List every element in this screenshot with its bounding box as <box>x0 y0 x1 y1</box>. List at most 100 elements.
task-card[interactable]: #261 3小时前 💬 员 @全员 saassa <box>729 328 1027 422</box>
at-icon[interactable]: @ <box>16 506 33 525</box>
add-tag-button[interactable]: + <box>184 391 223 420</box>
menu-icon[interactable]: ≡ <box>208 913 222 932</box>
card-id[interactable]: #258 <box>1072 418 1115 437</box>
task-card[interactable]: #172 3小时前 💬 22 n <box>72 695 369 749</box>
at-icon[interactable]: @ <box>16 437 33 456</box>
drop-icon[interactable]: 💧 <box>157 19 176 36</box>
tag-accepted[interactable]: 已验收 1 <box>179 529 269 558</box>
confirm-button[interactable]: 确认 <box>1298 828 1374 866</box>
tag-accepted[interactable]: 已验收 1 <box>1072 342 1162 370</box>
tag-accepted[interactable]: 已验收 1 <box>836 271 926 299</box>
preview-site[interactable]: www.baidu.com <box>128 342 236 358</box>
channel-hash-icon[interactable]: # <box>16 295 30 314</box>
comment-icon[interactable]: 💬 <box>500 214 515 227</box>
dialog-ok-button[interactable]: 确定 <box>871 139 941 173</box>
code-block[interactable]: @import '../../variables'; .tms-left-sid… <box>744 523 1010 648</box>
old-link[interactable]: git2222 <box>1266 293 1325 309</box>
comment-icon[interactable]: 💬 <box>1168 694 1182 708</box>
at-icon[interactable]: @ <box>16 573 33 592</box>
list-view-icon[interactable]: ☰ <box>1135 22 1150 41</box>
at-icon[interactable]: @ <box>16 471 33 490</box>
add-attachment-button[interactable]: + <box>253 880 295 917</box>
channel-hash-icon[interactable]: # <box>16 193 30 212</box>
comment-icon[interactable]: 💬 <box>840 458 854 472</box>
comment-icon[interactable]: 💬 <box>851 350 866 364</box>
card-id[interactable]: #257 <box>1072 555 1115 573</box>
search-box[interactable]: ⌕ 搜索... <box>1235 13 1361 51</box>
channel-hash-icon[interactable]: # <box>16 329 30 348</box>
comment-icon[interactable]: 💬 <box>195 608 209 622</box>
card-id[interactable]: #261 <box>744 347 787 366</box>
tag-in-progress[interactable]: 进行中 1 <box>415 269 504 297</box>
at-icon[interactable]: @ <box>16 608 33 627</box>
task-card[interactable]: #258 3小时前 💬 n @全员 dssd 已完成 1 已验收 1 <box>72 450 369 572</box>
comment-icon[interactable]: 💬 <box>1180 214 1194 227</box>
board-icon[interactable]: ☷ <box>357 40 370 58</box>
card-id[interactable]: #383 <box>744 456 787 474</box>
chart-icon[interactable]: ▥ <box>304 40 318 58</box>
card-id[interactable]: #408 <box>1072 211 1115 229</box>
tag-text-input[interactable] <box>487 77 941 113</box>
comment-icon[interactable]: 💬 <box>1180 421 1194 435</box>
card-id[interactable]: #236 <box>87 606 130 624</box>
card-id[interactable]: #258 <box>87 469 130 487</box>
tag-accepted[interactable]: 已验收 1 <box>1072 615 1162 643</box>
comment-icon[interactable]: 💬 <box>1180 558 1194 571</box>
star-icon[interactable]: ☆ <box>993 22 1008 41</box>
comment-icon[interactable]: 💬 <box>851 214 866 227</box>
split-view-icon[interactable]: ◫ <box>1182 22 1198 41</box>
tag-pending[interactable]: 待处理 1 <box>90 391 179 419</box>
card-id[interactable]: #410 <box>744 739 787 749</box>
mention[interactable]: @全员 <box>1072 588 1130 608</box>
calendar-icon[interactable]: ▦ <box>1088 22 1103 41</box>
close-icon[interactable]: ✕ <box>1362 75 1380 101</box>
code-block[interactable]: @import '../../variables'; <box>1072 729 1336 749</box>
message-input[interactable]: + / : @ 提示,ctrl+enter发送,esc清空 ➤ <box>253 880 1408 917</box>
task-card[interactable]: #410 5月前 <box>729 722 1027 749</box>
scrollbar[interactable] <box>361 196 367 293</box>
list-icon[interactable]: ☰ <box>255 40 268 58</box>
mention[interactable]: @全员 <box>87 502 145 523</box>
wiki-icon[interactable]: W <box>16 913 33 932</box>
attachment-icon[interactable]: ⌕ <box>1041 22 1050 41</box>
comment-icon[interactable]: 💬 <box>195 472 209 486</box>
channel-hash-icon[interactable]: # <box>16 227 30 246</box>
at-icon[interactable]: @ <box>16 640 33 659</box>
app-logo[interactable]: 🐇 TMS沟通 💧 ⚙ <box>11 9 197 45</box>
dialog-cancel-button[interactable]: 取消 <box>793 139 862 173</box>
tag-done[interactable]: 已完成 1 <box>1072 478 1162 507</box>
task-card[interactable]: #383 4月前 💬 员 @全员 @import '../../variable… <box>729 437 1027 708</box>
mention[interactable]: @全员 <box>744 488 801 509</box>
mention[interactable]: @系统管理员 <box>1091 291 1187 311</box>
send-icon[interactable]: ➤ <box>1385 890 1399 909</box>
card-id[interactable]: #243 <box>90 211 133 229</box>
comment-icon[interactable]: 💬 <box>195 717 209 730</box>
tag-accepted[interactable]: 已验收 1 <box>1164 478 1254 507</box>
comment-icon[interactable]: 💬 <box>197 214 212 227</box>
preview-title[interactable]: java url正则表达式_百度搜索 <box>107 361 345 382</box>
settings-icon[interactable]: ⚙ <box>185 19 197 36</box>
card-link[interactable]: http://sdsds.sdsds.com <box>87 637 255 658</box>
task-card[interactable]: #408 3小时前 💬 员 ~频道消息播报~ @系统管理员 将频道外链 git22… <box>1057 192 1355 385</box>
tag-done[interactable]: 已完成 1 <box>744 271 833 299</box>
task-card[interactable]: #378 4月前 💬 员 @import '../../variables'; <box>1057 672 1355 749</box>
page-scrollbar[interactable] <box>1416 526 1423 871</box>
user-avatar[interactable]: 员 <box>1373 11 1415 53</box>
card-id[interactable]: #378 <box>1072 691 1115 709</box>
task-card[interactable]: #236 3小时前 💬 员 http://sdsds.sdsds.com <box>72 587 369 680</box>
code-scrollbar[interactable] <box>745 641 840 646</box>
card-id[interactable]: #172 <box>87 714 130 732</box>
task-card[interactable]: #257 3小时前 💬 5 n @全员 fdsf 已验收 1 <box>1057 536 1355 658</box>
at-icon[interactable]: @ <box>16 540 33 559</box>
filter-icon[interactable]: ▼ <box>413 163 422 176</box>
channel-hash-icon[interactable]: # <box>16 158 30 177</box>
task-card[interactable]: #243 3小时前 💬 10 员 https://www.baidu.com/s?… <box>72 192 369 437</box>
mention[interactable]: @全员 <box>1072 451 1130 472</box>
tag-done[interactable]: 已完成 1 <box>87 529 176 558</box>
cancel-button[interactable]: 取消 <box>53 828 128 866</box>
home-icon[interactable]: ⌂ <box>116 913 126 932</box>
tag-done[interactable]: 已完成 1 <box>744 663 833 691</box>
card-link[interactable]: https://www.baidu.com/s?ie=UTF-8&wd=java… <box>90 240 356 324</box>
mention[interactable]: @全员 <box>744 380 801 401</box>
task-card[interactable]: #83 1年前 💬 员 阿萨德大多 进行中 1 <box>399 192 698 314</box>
------------------------------------
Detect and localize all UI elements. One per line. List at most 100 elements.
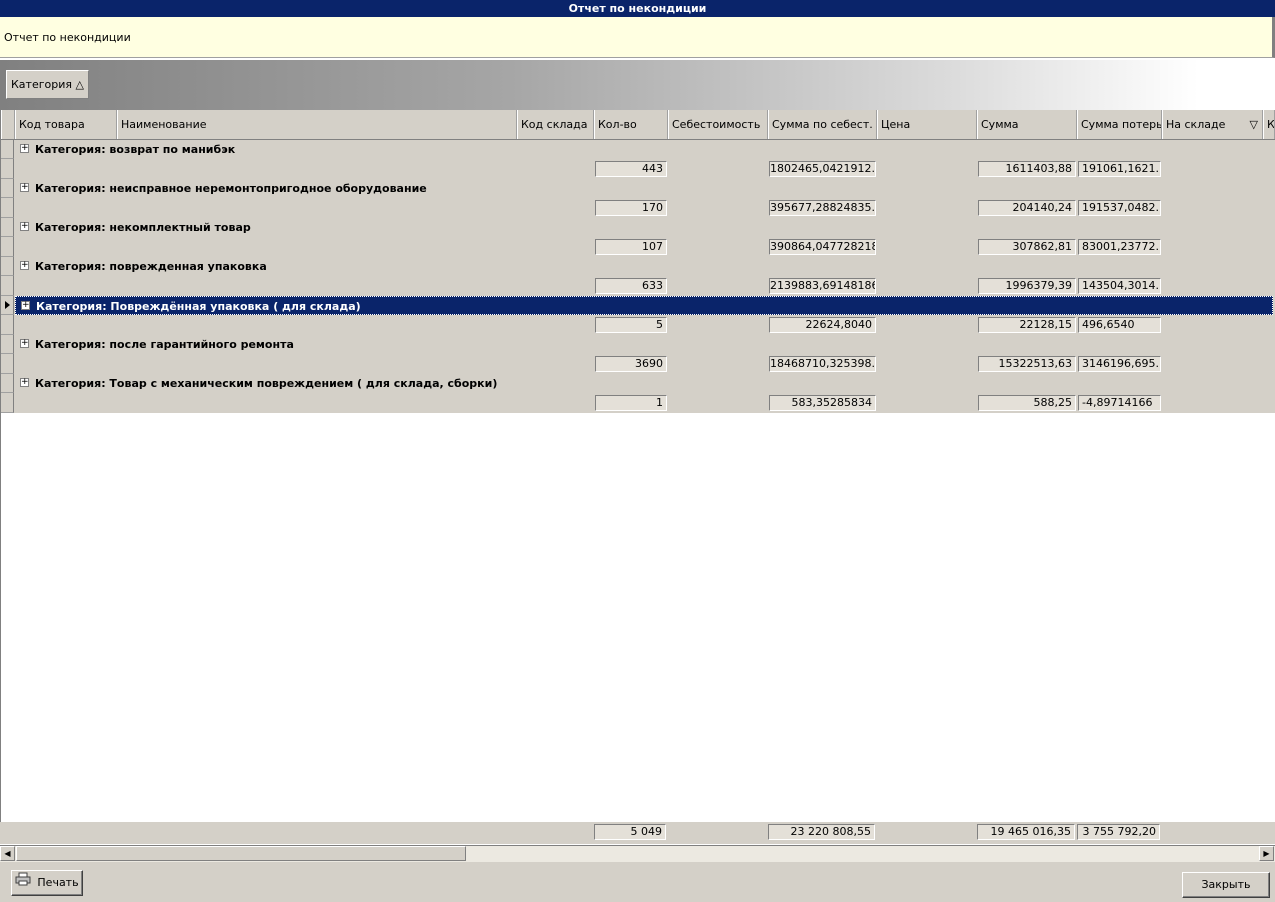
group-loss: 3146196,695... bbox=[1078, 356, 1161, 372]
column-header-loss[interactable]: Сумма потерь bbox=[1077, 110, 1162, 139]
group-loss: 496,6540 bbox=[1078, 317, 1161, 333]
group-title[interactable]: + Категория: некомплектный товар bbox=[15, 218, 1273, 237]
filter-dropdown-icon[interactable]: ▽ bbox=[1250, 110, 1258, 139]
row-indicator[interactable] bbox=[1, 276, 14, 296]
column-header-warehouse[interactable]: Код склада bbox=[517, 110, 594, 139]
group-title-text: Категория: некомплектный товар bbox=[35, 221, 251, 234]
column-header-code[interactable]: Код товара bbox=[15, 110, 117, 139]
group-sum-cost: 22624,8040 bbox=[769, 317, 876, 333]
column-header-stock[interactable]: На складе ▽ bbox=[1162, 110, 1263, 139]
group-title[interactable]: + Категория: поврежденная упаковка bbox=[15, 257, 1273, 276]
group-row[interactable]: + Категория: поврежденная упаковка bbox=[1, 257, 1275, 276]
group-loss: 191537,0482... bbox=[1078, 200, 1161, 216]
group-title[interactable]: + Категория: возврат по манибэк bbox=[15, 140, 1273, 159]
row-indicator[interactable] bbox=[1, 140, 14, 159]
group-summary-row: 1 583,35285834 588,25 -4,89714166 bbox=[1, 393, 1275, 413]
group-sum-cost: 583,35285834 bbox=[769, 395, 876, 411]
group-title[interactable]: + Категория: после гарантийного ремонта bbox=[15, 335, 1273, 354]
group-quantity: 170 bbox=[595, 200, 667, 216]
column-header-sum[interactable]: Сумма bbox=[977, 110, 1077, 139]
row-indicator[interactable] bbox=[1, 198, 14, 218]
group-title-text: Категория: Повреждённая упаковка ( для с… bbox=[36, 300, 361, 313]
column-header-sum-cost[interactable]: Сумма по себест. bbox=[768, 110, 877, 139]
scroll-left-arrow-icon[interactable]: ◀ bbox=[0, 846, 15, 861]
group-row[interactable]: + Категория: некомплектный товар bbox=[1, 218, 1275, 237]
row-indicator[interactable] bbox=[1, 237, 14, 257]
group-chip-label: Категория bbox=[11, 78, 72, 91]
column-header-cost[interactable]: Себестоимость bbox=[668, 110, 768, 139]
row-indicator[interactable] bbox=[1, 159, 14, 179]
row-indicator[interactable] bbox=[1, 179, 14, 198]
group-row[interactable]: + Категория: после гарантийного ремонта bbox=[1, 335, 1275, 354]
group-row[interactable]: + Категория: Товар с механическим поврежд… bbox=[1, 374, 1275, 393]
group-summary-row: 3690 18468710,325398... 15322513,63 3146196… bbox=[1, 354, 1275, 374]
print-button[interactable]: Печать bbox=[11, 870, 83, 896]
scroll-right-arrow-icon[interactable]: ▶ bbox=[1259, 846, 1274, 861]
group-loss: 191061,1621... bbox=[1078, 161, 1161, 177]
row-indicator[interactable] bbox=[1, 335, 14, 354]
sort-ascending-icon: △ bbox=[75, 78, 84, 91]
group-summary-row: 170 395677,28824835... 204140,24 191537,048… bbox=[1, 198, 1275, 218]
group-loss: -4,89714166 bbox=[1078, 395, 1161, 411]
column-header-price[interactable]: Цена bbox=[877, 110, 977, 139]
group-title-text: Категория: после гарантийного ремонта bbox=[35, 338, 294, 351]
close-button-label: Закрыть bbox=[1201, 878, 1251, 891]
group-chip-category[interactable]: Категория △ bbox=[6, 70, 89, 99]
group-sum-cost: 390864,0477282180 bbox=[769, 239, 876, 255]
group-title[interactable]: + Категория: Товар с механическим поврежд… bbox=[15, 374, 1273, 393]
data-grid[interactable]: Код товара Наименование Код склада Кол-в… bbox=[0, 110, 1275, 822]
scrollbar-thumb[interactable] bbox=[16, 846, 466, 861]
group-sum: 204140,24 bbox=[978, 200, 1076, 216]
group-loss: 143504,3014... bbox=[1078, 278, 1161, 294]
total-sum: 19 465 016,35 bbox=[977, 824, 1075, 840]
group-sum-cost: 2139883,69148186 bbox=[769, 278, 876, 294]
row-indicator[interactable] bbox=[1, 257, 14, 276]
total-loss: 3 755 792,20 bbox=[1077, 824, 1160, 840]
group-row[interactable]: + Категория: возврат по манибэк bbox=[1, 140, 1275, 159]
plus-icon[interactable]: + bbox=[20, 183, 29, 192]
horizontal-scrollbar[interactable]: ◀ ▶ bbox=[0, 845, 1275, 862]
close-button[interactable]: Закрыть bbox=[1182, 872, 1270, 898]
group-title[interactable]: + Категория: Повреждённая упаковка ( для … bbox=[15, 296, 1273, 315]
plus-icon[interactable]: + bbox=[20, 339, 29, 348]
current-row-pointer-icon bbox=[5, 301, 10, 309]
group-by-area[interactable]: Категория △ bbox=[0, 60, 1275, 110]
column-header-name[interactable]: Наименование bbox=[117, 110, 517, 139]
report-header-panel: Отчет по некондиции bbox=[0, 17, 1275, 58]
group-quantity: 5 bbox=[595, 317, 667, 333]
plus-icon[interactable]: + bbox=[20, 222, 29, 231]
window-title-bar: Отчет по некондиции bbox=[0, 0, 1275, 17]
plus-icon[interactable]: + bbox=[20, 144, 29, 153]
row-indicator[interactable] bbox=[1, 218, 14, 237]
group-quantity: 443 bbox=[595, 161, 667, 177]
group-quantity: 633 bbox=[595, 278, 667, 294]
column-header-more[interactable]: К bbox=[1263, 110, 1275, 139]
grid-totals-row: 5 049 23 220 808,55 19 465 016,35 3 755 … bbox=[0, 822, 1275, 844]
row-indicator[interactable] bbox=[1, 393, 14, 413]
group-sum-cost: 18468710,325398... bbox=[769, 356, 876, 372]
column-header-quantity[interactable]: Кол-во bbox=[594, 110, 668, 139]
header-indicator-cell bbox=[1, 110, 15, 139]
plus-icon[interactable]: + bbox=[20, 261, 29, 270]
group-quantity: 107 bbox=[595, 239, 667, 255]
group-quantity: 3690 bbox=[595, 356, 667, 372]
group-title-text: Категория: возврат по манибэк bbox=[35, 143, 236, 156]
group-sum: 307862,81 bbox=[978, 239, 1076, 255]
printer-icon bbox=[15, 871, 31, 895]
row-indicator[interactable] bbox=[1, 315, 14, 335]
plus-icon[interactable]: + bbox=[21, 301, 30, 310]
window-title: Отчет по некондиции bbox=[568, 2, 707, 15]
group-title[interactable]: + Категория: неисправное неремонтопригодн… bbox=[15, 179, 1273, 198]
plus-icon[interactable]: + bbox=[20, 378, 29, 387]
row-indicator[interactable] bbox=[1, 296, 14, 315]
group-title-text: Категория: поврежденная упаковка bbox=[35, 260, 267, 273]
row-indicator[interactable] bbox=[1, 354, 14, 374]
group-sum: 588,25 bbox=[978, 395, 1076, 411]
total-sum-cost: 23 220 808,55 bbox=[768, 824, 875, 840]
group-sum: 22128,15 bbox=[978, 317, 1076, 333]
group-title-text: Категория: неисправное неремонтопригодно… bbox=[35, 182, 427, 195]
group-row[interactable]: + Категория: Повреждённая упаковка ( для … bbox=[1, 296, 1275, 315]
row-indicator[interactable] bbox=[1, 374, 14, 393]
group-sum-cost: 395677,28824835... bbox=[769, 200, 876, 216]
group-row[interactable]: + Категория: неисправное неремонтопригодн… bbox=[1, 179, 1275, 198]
------------------------------------
▶ **YOUR GOAL**
Write out the listing lines in the stretch from the line containing "group-loss: 3146196,695... bbox=[1078, 356, 1161, 372]" through the line containing "group-title[interactable]: + Категория: некомплектный", both included, and nothing else.

▶ **THE RESULT**
group-loss: 3146196,695... bbox=[1078, 356, 1161, 372]
column-header-loss[interactable]: Сумма потерь bbox=[1077, 110, 1162, 139]
group-loss: 496,6540 bbox=[1078, 317, 1161, 333]
group-title[interactable]: + Категория: некомплектный товар bbox=[15, 218, 1273, 237]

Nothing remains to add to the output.